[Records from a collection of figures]

** Start **

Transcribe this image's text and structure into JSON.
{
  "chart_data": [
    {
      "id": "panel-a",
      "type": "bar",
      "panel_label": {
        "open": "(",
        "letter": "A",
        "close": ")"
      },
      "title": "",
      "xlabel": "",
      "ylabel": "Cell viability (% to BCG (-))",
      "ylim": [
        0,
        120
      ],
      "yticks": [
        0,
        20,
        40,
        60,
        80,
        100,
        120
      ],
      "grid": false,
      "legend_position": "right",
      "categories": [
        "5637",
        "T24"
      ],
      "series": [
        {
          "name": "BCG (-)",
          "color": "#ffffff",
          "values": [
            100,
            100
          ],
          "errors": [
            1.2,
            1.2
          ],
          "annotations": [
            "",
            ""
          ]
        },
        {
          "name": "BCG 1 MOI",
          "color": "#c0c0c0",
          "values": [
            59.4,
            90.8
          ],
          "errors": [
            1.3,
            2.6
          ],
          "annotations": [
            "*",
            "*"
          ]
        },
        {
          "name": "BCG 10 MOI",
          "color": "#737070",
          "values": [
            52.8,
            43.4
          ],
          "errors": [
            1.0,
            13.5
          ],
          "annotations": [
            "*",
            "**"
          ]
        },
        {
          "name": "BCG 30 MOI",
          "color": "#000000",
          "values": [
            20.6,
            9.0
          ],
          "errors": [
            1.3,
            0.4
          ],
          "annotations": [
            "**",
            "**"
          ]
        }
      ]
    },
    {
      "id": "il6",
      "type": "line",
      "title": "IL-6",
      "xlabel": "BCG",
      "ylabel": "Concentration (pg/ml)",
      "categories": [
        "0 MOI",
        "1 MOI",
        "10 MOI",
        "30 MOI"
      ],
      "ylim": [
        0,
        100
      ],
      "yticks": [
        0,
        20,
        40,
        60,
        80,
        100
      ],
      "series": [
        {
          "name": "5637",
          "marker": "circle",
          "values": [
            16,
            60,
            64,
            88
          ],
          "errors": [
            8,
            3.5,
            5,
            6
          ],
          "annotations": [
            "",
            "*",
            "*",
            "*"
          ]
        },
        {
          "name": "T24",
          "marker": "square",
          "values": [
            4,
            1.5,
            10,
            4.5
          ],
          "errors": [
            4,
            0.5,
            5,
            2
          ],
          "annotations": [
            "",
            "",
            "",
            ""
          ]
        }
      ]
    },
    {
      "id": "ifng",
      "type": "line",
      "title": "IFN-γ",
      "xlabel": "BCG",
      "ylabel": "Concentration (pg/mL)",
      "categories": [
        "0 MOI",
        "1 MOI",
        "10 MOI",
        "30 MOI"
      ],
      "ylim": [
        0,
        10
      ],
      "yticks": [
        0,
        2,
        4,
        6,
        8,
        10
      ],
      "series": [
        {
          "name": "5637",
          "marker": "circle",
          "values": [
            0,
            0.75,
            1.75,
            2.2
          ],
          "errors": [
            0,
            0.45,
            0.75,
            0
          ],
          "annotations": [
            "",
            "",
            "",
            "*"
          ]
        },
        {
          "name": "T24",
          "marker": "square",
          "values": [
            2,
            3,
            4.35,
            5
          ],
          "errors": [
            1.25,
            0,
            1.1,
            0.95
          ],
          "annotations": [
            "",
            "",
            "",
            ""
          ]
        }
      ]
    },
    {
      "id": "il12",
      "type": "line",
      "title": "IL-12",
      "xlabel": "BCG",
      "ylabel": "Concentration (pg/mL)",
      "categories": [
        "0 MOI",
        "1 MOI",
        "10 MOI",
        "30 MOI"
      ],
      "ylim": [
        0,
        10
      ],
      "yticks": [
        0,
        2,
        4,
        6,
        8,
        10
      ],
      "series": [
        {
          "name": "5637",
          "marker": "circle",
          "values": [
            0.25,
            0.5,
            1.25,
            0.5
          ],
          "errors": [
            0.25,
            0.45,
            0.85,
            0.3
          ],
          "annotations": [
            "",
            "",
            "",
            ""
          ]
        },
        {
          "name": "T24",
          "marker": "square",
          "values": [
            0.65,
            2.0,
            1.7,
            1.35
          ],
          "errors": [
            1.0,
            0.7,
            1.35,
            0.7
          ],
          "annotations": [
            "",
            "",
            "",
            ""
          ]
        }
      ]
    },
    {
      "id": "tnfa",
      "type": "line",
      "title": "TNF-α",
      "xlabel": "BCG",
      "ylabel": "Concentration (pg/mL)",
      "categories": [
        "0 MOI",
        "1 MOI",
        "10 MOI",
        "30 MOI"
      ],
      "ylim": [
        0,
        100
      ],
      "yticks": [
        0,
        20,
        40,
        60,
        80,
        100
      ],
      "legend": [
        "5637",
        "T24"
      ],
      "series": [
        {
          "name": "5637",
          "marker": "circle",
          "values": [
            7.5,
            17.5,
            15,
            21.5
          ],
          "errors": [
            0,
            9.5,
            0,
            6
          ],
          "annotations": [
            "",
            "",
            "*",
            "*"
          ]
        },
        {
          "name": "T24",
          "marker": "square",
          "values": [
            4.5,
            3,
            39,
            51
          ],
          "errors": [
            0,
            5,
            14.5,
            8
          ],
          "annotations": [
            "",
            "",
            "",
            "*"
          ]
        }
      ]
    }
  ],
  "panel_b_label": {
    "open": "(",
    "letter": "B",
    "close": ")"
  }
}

** End **
** Start **

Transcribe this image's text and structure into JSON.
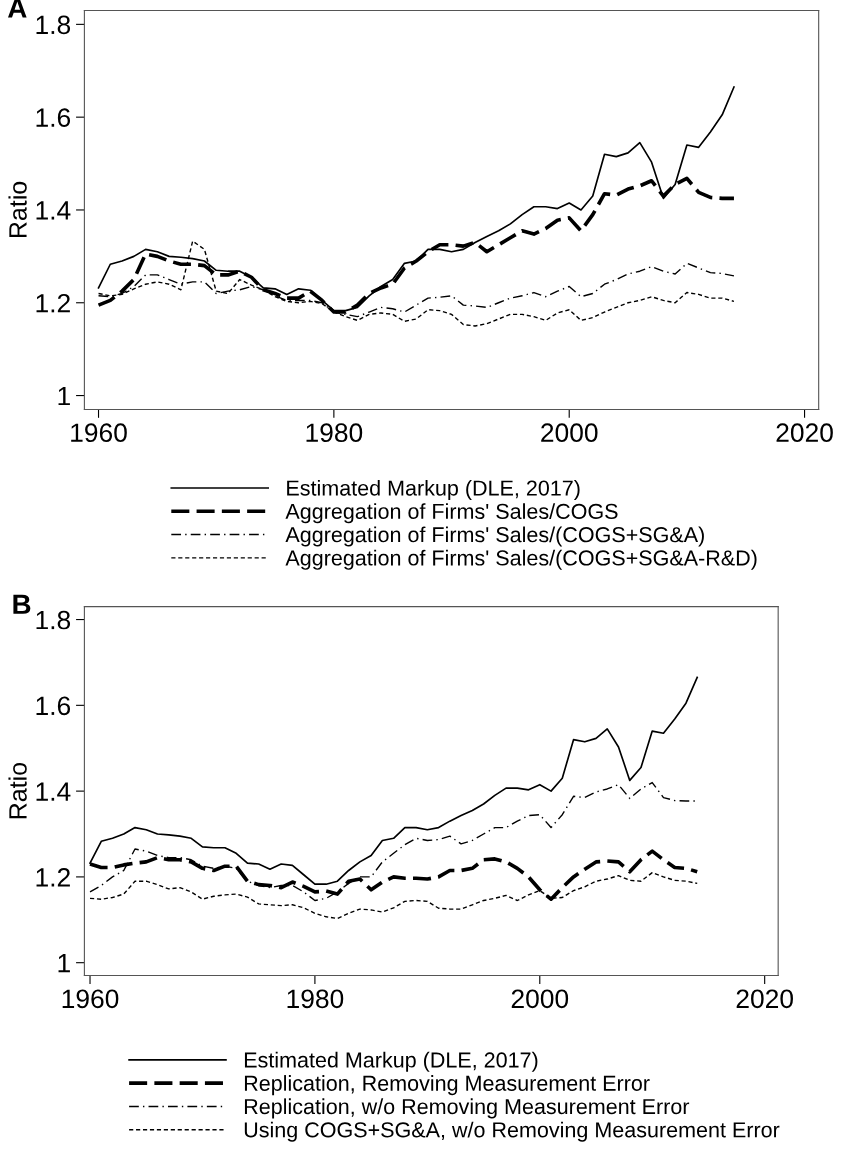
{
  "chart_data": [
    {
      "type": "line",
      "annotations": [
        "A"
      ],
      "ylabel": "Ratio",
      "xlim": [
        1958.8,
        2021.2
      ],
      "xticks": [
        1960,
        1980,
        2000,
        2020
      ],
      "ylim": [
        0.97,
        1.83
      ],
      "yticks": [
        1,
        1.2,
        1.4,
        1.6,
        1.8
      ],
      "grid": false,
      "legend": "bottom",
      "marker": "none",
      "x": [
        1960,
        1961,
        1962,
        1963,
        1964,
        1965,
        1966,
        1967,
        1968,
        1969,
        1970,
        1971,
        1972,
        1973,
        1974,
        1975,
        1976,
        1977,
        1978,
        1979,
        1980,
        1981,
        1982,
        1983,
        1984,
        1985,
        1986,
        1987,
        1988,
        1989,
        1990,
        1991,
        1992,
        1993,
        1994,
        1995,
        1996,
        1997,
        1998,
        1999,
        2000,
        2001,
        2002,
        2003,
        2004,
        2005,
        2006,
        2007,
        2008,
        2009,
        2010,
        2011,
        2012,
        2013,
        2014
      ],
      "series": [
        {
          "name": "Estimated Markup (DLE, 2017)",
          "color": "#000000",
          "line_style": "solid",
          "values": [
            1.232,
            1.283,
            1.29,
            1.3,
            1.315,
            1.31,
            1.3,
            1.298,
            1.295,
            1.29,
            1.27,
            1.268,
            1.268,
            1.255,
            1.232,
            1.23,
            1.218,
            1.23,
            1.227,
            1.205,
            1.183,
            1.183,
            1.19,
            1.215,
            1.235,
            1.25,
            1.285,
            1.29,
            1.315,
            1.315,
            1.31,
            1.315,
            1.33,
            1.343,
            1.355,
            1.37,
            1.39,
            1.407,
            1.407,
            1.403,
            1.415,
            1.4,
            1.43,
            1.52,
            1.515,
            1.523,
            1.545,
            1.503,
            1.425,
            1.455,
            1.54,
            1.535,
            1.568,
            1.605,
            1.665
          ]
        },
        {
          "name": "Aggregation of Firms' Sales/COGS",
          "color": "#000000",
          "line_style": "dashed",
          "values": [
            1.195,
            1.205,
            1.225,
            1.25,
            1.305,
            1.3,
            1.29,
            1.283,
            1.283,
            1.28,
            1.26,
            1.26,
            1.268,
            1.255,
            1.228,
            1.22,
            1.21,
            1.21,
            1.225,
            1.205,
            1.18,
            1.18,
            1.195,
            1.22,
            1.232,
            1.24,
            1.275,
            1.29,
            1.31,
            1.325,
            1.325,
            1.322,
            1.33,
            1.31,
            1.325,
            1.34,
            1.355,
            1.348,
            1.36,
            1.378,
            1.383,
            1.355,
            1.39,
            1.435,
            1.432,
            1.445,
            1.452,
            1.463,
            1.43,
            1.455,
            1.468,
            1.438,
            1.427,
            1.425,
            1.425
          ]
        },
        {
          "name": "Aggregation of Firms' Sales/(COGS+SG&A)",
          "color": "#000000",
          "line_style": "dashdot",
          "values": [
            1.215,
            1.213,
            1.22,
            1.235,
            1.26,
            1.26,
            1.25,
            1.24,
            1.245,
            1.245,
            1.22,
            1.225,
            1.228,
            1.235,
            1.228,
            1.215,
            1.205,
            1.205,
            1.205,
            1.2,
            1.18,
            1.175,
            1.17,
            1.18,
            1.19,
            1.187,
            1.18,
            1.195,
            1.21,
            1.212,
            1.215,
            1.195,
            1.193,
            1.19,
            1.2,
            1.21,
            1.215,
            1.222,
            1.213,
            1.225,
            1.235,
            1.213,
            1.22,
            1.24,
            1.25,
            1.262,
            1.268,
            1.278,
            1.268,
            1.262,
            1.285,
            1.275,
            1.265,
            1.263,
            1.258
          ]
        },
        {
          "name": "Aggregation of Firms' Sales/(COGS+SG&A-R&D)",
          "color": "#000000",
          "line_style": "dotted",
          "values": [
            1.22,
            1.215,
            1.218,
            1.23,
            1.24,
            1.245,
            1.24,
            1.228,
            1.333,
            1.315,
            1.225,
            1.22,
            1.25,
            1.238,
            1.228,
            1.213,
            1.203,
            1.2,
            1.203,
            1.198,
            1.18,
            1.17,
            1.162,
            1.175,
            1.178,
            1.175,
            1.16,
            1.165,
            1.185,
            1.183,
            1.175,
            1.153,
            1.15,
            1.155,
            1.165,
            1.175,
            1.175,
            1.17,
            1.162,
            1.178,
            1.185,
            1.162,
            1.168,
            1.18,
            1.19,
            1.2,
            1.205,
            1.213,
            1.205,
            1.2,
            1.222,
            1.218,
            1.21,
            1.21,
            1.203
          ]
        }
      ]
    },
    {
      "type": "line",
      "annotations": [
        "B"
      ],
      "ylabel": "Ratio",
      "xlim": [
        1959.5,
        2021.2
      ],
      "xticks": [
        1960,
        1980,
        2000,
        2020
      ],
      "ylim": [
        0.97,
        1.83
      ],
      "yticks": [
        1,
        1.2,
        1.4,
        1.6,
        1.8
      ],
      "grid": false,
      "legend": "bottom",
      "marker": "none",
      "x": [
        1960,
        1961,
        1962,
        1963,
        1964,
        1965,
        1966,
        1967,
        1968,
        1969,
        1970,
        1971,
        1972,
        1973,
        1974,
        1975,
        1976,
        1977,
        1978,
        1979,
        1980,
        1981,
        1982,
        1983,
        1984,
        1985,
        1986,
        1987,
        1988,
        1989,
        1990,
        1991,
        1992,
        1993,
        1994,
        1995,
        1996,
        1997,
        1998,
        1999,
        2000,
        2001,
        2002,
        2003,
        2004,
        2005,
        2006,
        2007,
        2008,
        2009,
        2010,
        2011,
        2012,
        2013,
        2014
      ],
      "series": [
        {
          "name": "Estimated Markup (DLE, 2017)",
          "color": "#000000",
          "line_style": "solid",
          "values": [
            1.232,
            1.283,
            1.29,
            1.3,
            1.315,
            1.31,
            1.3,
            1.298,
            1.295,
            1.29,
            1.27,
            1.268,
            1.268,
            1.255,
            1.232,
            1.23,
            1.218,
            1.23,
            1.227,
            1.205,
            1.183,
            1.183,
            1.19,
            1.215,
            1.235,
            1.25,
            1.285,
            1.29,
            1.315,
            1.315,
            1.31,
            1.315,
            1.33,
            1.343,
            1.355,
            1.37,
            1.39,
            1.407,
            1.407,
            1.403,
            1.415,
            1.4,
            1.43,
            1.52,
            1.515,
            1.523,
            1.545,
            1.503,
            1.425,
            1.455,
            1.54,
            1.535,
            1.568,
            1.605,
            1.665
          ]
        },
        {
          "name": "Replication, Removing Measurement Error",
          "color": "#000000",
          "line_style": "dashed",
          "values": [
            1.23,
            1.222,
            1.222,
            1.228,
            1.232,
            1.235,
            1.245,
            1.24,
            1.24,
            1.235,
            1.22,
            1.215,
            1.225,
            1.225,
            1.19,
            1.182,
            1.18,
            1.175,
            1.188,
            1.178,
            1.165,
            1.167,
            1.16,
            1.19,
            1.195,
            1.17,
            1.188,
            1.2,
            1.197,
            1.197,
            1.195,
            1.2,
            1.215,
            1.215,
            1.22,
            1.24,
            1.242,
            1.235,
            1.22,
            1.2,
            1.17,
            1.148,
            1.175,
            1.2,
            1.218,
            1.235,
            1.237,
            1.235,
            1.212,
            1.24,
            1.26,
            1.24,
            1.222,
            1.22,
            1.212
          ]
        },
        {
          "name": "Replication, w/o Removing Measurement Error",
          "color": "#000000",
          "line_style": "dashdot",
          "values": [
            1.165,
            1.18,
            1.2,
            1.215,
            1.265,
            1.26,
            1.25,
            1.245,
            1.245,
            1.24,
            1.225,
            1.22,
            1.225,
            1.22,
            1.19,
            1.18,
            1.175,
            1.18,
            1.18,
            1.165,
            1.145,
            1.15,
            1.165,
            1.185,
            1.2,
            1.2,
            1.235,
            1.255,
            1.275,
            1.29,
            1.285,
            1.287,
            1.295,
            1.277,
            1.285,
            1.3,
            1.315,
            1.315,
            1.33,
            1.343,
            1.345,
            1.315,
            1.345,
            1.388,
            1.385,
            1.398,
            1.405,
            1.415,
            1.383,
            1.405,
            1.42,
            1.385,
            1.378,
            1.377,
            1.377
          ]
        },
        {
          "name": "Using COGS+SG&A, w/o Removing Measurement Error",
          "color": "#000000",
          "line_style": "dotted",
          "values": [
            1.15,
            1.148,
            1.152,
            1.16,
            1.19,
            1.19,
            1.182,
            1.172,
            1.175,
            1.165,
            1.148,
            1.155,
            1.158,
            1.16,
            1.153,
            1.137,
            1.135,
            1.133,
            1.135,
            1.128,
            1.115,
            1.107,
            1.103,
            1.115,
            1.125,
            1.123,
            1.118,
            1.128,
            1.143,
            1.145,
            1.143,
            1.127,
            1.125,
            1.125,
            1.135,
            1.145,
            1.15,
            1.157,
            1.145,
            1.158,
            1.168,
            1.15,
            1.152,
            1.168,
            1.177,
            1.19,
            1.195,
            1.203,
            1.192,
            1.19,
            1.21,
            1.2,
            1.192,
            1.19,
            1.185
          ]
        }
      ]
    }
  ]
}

** End **

## WHAT IS ASKED
From the entries above, copy each line holding "Measurement".

## TASK SOLUTION
          "name": "Replication, Removing Measurement Error",
          "name": "Replication, w/o Removing Measurement Error",
          "name": "Using COGS+SG&A, w/o Removing Measurement Error",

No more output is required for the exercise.